## TASK STATEMENT
Search the records for the word "以人民币计价" and report each line that has it.

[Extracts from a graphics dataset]

++++

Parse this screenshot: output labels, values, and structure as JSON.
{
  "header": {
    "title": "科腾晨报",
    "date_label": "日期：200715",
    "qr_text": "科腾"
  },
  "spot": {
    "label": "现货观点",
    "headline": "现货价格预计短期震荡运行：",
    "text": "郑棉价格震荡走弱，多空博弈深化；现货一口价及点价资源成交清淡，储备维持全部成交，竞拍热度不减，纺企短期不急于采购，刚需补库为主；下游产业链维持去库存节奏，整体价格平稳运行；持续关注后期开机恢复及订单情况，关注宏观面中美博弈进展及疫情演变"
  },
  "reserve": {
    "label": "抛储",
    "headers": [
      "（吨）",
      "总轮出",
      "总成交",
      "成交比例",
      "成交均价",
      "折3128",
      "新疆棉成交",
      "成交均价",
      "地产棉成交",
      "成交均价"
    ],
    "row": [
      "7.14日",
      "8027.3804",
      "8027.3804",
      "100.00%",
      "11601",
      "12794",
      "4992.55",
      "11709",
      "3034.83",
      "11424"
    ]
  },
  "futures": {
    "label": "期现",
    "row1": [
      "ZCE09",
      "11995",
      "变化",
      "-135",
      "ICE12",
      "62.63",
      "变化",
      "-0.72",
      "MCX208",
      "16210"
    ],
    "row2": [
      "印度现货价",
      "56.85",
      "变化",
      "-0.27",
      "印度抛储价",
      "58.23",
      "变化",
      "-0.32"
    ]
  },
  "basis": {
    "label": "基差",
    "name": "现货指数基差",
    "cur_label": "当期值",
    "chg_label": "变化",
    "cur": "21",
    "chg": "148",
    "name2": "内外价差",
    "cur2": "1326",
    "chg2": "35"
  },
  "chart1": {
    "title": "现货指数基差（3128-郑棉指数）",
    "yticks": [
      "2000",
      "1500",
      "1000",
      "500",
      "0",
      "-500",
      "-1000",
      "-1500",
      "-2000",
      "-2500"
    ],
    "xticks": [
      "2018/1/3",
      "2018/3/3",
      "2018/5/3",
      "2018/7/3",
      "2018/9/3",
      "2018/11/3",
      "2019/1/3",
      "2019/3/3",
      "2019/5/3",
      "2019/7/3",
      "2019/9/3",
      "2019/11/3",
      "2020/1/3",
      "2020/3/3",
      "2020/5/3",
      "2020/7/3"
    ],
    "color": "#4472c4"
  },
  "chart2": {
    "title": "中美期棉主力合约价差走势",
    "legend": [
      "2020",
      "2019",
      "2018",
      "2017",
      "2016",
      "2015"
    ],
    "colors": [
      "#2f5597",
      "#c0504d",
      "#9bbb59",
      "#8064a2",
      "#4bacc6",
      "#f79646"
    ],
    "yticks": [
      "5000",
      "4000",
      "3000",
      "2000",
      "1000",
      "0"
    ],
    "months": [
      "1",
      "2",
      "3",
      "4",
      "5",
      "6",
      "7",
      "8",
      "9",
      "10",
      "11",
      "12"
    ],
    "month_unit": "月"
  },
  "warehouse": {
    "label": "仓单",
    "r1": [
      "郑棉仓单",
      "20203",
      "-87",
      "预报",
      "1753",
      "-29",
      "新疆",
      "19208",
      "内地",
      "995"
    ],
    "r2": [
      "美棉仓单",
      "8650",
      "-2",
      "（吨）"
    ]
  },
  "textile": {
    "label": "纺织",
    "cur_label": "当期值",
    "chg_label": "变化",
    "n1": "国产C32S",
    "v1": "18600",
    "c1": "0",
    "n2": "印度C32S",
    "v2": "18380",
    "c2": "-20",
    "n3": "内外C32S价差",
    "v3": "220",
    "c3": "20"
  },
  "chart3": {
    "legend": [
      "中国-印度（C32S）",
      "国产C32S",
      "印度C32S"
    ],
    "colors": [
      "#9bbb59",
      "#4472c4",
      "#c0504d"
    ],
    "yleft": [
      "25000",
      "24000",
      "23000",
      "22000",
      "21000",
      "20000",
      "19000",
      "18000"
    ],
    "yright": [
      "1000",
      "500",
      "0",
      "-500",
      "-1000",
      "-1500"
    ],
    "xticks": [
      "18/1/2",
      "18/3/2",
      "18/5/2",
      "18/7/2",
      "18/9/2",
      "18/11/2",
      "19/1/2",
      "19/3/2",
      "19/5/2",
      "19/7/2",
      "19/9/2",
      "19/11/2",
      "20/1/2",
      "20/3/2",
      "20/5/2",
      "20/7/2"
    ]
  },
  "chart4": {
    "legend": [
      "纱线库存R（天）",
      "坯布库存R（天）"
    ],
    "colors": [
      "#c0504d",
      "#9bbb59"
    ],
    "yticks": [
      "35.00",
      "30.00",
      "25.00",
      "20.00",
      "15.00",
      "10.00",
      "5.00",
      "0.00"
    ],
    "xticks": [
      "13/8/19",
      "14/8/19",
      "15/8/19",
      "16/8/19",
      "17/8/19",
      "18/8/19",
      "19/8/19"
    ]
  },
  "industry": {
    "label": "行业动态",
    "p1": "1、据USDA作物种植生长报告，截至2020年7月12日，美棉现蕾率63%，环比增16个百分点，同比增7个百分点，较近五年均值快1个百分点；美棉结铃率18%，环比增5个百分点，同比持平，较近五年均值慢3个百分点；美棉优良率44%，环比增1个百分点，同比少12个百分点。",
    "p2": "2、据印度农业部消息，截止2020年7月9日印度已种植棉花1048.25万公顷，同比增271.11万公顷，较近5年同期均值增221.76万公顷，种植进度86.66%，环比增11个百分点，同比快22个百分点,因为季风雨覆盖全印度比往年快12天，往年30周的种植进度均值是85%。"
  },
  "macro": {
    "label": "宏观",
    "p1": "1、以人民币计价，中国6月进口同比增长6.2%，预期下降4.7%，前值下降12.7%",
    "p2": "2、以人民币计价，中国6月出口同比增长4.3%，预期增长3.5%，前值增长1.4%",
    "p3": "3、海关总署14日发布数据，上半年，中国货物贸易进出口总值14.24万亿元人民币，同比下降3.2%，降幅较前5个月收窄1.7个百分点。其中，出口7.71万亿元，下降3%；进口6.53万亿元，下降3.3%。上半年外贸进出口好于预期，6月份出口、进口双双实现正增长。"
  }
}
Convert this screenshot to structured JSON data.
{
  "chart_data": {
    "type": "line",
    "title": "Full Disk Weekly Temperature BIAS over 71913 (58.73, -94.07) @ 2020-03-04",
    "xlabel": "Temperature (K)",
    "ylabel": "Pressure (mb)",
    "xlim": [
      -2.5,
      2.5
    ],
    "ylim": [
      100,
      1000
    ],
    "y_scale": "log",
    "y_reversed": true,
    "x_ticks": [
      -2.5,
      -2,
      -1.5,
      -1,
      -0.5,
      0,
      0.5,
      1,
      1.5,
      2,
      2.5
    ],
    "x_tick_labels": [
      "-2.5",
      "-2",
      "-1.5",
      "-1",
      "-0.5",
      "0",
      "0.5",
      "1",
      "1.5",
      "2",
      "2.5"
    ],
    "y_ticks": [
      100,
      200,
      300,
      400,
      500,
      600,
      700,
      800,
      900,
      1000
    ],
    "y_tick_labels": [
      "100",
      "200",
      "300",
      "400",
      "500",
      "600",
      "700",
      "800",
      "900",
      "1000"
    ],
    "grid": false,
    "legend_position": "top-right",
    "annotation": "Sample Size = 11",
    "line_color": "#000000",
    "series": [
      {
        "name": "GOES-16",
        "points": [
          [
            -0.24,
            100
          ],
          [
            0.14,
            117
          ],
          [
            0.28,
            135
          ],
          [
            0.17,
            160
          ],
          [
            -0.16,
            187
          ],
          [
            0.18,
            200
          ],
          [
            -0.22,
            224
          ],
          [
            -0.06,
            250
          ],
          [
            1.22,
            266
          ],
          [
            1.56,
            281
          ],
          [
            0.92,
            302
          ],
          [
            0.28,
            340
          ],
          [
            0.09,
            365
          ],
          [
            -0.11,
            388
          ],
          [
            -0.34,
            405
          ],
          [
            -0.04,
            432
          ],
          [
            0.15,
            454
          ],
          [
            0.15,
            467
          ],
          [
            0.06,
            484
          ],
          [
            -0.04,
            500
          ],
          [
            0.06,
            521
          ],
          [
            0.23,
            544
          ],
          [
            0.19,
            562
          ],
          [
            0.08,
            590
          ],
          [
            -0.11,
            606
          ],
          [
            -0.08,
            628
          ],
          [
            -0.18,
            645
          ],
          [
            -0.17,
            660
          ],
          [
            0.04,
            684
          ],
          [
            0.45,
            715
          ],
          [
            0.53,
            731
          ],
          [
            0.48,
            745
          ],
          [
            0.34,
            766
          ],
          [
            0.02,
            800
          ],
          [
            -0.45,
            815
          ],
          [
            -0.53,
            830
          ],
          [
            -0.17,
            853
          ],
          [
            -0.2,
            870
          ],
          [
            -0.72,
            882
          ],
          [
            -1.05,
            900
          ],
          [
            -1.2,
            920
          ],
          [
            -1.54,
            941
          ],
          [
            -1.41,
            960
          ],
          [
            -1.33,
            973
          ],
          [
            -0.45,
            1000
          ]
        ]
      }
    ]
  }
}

++++

## EXPECTED ANSWER
    "p1": "1、以人民币计价，中国6月进口同比增长6.2%，预期下降4.7%，前值下降12.7%",
    "p2": "2、以人民币计价，中国6月出口同比增长4.3%，预期增长3.5%，前值增长1.4%",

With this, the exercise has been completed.